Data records
....................

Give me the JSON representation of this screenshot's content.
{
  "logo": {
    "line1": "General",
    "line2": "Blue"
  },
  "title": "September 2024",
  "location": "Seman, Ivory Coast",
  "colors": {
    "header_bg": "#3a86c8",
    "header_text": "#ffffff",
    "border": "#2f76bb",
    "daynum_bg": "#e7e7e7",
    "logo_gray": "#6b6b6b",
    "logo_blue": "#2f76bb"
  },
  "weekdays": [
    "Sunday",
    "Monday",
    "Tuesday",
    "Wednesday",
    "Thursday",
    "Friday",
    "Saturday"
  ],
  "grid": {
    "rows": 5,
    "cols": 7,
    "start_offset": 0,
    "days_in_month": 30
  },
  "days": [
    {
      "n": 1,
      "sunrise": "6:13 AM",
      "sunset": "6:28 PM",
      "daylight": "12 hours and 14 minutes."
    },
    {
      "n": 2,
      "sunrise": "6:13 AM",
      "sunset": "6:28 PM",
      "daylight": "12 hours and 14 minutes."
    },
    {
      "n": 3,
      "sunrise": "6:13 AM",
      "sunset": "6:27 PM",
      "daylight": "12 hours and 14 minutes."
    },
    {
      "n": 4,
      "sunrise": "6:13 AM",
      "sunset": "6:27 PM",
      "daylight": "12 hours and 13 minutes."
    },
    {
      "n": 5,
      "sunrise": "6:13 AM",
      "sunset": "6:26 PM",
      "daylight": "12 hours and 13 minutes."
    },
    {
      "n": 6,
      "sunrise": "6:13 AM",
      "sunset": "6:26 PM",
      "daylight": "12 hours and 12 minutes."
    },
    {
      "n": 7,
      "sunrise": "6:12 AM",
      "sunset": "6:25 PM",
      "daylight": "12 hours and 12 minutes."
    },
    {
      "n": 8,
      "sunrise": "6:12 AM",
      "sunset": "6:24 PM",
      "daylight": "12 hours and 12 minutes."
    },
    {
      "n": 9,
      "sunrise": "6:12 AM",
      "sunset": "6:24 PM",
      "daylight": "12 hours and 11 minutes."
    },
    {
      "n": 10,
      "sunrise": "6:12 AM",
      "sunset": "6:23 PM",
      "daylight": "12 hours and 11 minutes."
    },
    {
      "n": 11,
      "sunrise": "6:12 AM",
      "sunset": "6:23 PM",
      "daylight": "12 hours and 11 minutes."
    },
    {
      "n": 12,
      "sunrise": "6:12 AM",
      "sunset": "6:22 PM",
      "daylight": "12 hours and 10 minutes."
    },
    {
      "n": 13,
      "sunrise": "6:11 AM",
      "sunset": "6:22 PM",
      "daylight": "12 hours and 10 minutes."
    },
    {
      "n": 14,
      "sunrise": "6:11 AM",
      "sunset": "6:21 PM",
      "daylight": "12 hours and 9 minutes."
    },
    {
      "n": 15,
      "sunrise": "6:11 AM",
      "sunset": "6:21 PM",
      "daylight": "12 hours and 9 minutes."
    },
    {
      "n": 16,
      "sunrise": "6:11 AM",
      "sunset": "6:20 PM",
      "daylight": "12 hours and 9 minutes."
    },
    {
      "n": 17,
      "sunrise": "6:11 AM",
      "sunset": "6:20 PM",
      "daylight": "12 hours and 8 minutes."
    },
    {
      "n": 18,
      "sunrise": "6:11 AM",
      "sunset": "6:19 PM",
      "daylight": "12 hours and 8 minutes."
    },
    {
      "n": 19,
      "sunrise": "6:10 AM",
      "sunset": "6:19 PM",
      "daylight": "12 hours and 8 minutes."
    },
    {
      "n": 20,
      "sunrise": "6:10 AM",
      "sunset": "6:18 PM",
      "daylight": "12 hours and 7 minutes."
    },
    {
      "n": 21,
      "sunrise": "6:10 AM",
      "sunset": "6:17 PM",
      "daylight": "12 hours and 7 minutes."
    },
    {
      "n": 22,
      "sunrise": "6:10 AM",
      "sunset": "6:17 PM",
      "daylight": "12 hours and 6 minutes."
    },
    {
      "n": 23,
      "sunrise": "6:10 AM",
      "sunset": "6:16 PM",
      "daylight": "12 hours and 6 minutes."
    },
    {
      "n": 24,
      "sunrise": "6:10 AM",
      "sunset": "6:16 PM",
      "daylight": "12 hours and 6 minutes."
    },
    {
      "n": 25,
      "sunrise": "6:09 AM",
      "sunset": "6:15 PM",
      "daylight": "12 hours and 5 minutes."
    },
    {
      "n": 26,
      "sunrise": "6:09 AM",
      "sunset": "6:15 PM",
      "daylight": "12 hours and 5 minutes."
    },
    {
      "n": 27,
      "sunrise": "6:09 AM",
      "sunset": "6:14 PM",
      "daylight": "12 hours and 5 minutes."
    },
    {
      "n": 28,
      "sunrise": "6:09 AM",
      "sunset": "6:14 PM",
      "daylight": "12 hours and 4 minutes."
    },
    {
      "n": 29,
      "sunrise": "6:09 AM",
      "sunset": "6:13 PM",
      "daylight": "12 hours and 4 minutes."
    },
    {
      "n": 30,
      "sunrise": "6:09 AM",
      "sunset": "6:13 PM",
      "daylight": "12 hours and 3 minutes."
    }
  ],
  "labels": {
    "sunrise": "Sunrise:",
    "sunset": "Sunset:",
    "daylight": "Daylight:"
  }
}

....................

[Requirement] Can you reproduce all the material exactly?

[Correct output]
Give me the JSON representation of this screenshot's content.
{
  "logo": {
    "line1": "General",
    "line2": "Blue"
  },
  "title": "September 2024",
  "location": "Seman, Ivory Coast",
  "colors": {
    "header_bg": "#3a86c8",
    "header_text": "#ffffff",
    "border": "#2f76bb",
    "daynum_bg": "#e7e7e7",
    "logo_gray": "#6b6b6b",
    "logo_blue": "#2f76bb"
  },
  "weekdays": [
    "Sunday",
    "Monday",
    "Tuesday",
    "Wednesday",
    "Thursday",
    "Friday",
    "Saturday"
  ],
  "grid": {
    "rows": 5,
    "cols": 7,
    "start_offset": 0,
    "days_in_month": 30
  },
  "days": [
    {
      "n": 1,
      "sunrise": "6:13 AM",
      "sunset": "6:28 PM",
      "daylight": "12 hours and 14 minutes."
    },
    {
      "n": 2,
      "sunrise": "6:13 AM",
      "sunset": "6:28 PM",
      "daylight": "12 hours and 14 minutes."
    },
    {
      "n": 3,
      "sunrise": "6:13 AM",
      "sunset": "6:27 PM",
      "daylight": "12 hours and 14 minutes."
    },
    {
      "n": 4,
      "sunrise": "6:13 AM",
      "sunset": "6:27 PM",
      "daylight": "12 hours and 13 minutes."
    },
    {
      "n": 5,
      "sunrise": "6:13 AM",
      "sunset": "6:26 PM",
      "daylight": "12 hours and 13 minutes."
    },
    {
      "n": 6,
      "sunrise": "6:13 AM",
      "sunset": "6:26 PM",
      "daylight": "12 hours and 12 minutes."
    },
    {
      "n": 7,
      "sunrise": "6:12 AM",
      "sunset": "6:25 PM",
      "daylight": "12 hours and 12 minutes."
    },
    {
      "n": 8,
      "sunrise": "6:12 AM",
      "sunset": "6:24 PM",
      "daylight": "12 hours and 12 minutes."
    },
    {
      "n": 9,
      "sunrise": "6:12 AM",
      "sunset": "6:24 PM",
      "daylight": "12 hours and 11 minutes."
    },
    {
      "n": 10,
      "sunrise": "6:12 AM",
      "sunset": "6:23 PM",
      "daylight": "12 hours and 11 minutes."
    },
    {
      "n": 11,
      "sunrise": "6:12 AM",
      "sunset": "6:23 PM",
      "daylight": "12 hours and 11 minutes."
    },
    {
      "n": 12,
      "sunrise": "6:12 AM",
      "sunset": "6:22 PM",
      "daylight": "12 hours and 10 minutes."
    },
    {
      "n": 13,
      "sunrise": "6:11 AM",
      "sunset": "6:22 PM",
      "daylight": "12 hours and 10 minutes."
    },
    {
      "n": 14,
      "sunrise": "6:11 AM",
      "sunset": "6:21 PM",
      "daylight": "12 hours and 9 minutes."
    },
    {
      "n": 15,
      "sunrise": "6:11 AM",
      "sunset": "6:21 PM",
      "daylight": "12 hours and 9 minutes."
    },
    {
      "n": 16,
      "sunrise": "6:11 AM",
      "sunset": "6:20 PM",
      "daylight": "12 hours and 9 minutes."
    },
    {
      "n": 17,
      "sunrise": "6:11 AM",
      "sunset": "6:20 PM",
      "daylight": "12 hours and 8 minutes."
    },
    {
      "n": 18,
      "sunrise": "6:11 AM",
      "sunset": "6:19 PM",
      "daylight": "12 hours and 8 minutes."
    },
    {
      "n": 19,
      "sunrise": "6:10 AM",
      "sunset": "6:19 PM",
      "daylight": "12 hours and 8 minutes."
    },
    {
      "n": 20,
      "sunrise": "6:10 AM",
      "sunset": "6:18 PM",
      "daylight": "12 hours and 7 minutes."
    },
    {
      "n": 21,
      "sunrise": "6:10 AM",
      "sunset": "6:17 PM",
      "daylight": "12 hours and 7 minutes."
    },
    {
      "n": 22,
      "sunrise": "6:10 AM",
      "sunset": "6:17 PM",
      "daylight": "12 hours and 6 minutes."
    },
    {
      "n": 23,
      "sunrise": "6:10 AM",
      "sunset": "6:16 PM",
      "daylight": "12 hours and 6 minutes."
    },
    {
      "n": 24,
      "sunrise": "6:10 AM",
      "sunset": "6:16 PM",
      "daylight": "12 hours and 6 minutes."
    },
    {
      "n": 25,
      "sunrise": "6:09 AM",
      "sunset": "6:15 PM",
      "daylight": "12 hours and 5 minutes."
    },
    {
      "n": 26,
      "sunrise": "6:09 AM",
      "sunset": "6:15 PM",
      "daylight": "12 hours and 5 minutes."
    },
    {
      "n": 27,
      "sunrise": "6:09 AM",
      "sunset": "6:14 PM",
      "daylight": "12 hours and 5 minutes."
    },
    {
      "n": 28,
      "sunrise": "6:09 AM",
      "sunset": "6:14 PM",
      "daylight": "12 hours and 4 minutes."
    },
    {
      "n": 29,
      "sunrise": "6:09 AM",
      "sunset": "6:13 PM",
      "daylight": "12 hours and 4 minutes."
    },
    {
      "n": 30,
      "sunrise": "6:09 AM",
      "sunset": "6:13 PM",
      "daylight": "12 hours and 3 minutes."
    }
  ],
  "labels": {
    "sunrise": "Sunrise:",
    "sunset": "Sunset:",
    "daylight": "Daylight:"
  }
}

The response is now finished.